EXERCISE PROMPT -> Whenever a line contains "Total", include it in the count; reply with the number of such lines in the data and nothing else.

RECORDS TO USE ->
########

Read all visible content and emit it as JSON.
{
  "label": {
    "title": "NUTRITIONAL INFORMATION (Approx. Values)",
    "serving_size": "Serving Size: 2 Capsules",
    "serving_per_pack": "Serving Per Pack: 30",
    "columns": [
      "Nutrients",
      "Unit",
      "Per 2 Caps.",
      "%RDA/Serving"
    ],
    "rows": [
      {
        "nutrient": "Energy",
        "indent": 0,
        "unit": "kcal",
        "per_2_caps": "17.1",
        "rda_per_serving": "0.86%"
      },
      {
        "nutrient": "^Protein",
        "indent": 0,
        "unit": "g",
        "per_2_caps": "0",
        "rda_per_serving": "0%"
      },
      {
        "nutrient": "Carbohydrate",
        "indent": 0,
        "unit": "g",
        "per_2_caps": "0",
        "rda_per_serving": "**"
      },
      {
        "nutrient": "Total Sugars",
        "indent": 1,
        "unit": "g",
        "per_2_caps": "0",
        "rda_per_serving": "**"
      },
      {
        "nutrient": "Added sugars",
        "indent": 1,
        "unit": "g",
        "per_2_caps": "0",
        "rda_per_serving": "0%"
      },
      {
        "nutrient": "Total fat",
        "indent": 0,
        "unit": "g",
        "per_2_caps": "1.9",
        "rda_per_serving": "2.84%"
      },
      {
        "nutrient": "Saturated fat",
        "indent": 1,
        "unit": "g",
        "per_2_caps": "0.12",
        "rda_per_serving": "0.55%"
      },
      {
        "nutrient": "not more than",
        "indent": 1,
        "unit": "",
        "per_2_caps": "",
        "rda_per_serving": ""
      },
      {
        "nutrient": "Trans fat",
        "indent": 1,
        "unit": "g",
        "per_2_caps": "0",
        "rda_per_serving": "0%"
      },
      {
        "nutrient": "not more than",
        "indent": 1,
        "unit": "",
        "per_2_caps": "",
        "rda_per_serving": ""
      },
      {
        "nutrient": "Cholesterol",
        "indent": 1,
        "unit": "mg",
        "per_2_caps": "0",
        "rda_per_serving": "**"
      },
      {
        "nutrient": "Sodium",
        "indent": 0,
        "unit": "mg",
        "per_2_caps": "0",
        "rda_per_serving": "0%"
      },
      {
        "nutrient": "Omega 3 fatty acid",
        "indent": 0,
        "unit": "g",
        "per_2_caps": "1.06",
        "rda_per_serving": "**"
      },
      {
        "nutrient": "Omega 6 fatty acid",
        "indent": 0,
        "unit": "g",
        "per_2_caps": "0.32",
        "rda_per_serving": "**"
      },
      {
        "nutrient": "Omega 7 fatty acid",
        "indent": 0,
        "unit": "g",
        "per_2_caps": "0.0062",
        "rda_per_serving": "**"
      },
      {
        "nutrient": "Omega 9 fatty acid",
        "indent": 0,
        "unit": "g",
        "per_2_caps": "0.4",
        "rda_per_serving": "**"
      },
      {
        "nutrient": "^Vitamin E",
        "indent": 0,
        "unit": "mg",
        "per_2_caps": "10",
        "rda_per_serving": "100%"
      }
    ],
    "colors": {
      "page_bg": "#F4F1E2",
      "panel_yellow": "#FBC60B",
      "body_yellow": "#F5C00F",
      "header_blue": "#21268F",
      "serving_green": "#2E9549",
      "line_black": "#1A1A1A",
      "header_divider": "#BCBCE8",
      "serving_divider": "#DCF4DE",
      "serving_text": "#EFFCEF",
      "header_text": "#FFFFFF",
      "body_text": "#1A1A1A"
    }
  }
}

########

COMPLETED EXERCISE -> 2